━━━━━ Page excerpt ━━━━━

- Genre: Sitcom
- Created by: Sonny Grosso
- Developed by: Philip Rosenberg; Stuart Rosenberg;
- Starring: Ron Silver; Cindy Weintraub; Alan Weeks;
- Country of origin: United States
- Original language: English
- No. of seasons: 1
- No. of episodes: 6

Production
- Executive producers: Sonny Grosso; Larry Jacobson;
- Producers: Nick Arnold; Kenneth Utt;
- Running time: 30 minutes
- Production companies: Columbia Pictures Television Grosso-Jacobson Productions

Original release
- Network: CBS
- Release: March 17 – June 30, 1982

= Baker's Dozen (TV series) =

US television program

Baker's Dozen is a 1982 American sitcom that aired on Wednesday nights at 9:30 pm on CBS from March 17 to April 21, followed by a single episode on June 30.

==Synopsis==
Filmed on location in New York City, the series centered around the off-beat antics of an undercover anti-crime unit of the NYPD.

━━━━━

> Tasks for this exercise:
(1) Reproduce the Baker's Dozen excerpt word for word, starting at "Original release" and ending at "on June 30.".
(2) According to the Baker's Dozen excerpt, on what night and at what time did the sitcom air on CBS?

━━━━━ Stored records ━━━━━

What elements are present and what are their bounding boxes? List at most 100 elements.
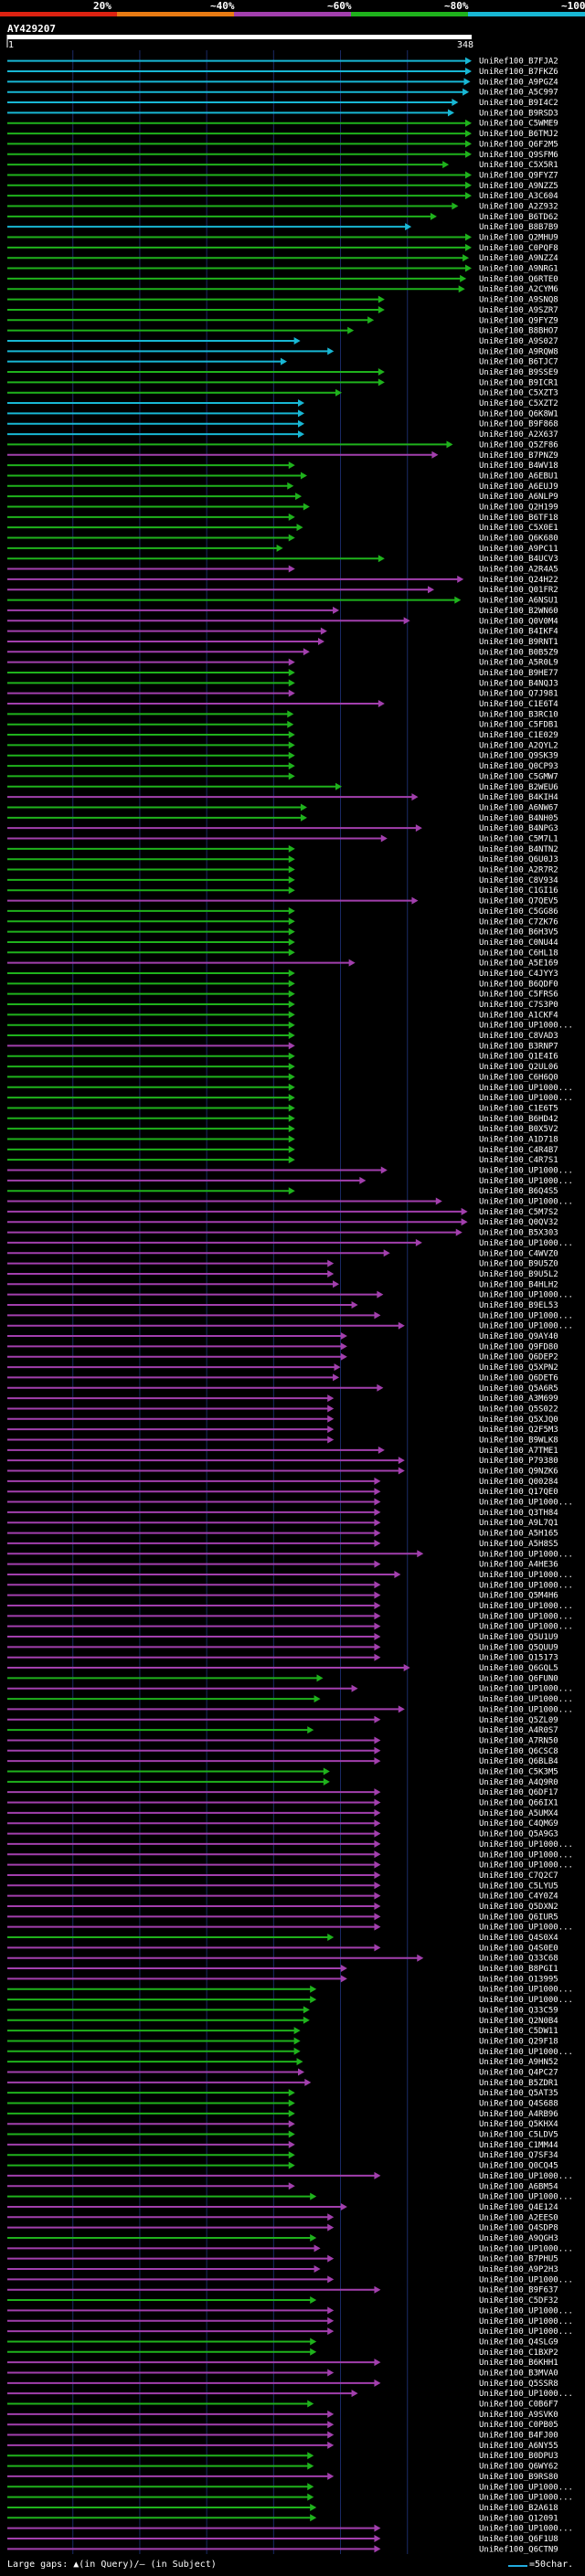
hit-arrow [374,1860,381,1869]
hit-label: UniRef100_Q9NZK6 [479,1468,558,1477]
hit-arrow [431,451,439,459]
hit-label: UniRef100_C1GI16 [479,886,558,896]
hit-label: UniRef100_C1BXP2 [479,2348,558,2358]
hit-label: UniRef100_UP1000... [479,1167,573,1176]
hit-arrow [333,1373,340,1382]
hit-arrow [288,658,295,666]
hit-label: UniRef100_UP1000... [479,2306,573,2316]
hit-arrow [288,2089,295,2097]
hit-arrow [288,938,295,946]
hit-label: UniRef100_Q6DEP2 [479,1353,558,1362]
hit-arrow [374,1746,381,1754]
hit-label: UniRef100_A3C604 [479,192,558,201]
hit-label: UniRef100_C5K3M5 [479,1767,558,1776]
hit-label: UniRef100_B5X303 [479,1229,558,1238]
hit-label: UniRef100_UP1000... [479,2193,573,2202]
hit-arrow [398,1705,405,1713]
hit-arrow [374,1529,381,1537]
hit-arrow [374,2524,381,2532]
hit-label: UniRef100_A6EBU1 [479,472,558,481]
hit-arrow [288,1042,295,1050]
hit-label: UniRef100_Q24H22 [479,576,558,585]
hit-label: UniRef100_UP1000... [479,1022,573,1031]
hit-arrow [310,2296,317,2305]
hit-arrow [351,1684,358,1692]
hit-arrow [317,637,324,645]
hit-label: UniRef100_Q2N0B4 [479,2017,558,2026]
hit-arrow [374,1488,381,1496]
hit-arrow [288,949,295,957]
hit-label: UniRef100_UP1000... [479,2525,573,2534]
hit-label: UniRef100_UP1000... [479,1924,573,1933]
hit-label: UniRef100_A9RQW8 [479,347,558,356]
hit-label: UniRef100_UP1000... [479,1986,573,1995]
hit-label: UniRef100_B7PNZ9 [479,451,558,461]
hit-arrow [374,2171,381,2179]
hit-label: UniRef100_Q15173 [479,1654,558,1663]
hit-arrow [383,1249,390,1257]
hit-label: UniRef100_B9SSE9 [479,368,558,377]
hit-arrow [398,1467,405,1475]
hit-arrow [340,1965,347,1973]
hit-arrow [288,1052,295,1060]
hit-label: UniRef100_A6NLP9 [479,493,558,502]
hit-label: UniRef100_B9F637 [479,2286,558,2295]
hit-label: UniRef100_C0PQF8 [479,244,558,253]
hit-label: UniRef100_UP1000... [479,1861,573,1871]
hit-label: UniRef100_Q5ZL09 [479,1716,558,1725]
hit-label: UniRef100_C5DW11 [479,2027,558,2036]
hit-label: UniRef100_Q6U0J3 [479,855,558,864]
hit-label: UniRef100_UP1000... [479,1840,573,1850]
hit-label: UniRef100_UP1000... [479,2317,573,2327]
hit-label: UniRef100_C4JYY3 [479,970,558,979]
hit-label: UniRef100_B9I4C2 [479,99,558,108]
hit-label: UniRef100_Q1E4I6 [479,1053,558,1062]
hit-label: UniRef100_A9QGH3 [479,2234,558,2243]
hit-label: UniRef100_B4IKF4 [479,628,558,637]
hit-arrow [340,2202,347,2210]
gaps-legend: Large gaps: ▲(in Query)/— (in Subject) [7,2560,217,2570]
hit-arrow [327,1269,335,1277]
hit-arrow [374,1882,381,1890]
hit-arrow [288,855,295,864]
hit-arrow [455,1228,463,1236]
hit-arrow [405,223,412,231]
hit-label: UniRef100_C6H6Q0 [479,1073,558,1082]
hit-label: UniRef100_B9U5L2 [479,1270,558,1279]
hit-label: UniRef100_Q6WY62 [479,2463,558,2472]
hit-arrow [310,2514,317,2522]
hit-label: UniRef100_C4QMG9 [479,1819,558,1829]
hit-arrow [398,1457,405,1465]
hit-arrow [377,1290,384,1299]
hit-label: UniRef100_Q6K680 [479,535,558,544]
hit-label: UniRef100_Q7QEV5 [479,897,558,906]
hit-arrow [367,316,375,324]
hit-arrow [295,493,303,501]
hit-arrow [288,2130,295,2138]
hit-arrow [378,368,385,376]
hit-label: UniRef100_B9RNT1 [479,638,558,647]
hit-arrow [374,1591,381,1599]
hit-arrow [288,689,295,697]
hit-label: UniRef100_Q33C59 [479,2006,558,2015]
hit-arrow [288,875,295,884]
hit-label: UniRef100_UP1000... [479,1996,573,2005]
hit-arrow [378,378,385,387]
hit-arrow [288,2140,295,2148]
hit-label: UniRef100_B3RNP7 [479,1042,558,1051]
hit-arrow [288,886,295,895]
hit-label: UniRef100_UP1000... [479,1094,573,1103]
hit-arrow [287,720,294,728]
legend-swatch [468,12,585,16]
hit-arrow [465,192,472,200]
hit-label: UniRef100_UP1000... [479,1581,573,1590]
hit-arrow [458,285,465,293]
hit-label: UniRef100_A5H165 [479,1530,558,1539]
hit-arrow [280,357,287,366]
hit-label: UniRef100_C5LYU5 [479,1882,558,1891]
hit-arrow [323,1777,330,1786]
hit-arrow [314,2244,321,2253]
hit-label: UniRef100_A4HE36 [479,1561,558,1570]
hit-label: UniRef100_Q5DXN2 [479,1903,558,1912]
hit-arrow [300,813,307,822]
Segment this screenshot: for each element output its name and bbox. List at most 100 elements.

━━━━━
━━━━━ Stored records ━━━━━

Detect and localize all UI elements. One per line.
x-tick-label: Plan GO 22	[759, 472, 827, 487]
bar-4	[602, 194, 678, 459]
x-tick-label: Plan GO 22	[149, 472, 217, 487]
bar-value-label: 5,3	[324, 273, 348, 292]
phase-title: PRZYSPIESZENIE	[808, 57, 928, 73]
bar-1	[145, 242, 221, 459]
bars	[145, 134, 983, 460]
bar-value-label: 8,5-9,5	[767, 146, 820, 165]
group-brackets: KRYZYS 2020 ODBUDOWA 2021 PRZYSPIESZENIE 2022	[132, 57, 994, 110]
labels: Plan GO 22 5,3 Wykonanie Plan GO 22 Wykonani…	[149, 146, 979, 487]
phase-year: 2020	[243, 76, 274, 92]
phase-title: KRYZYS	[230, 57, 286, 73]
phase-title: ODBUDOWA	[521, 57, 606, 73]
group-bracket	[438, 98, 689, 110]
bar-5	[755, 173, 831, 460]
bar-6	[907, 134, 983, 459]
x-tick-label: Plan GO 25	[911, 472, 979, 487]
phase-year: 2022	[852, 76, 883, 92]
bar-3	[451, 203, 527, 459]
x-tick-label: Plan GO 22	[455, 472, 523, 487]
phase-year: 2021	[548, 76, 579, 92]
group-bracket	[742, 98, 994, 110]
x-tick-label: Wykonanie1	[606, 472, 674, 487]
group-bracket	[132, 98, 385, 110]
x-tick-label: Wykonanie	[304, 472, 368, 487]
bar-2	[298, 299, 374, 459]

━━━━━
━━━━━ Stored records ━━━━━

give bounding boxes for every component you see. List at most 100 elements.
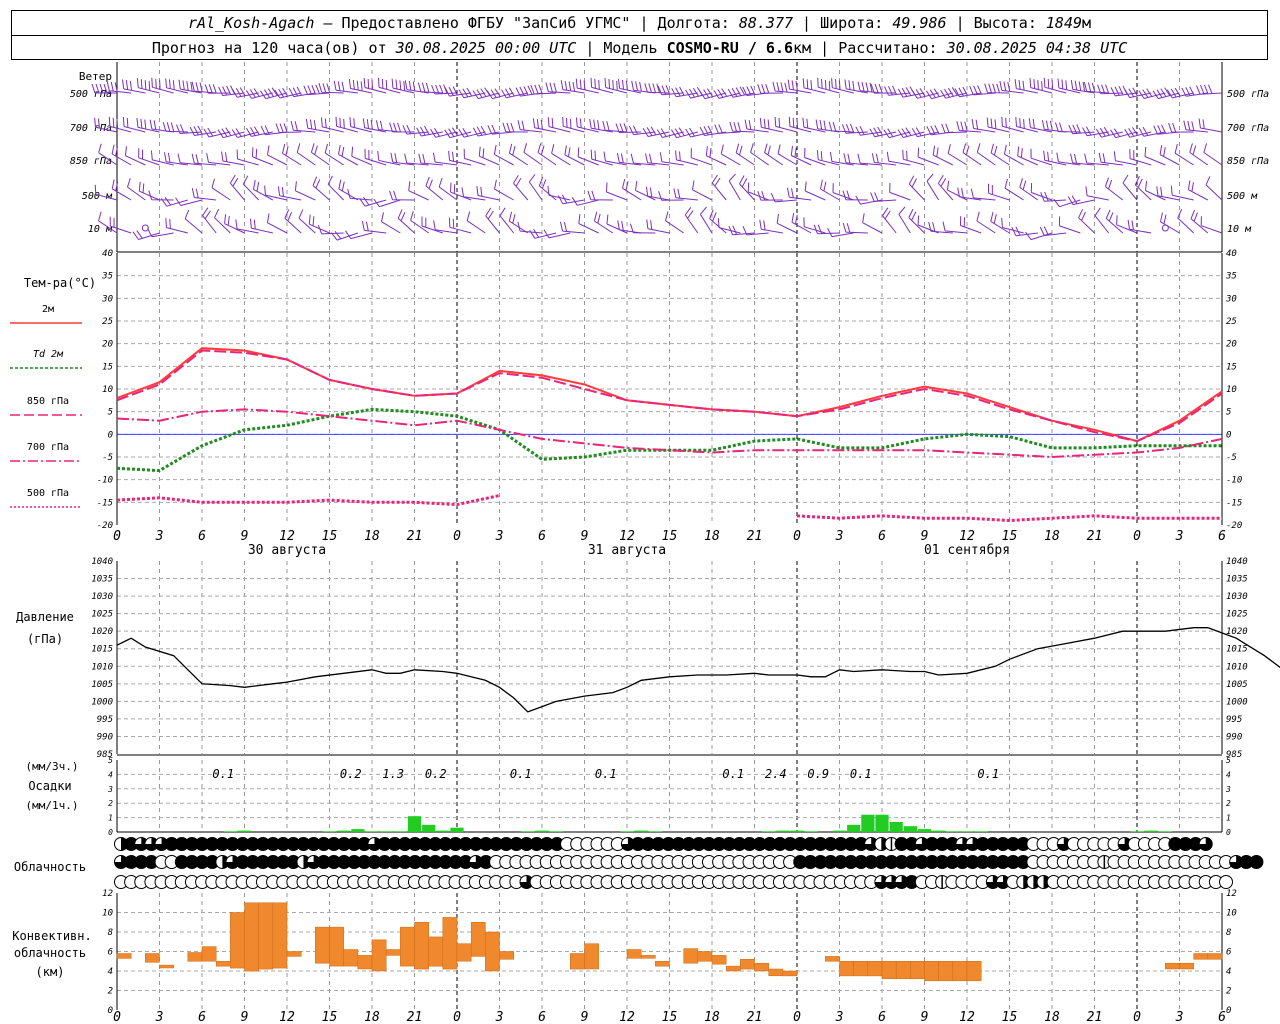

━━━━━

> Solved tasks:
(1)
Original release
- Network: CBS
- Release: March 17 – June 30, 1982

= Baker's Dozen (TV series) =

US television program

Baker's Dozen is a 1982 American sitcom that aired on Wednesday nights at 9:30 pm on CBS from March 17 to April 21, followed by a single episode on June 30.

(2) Wednesday nights at 9:30 pm.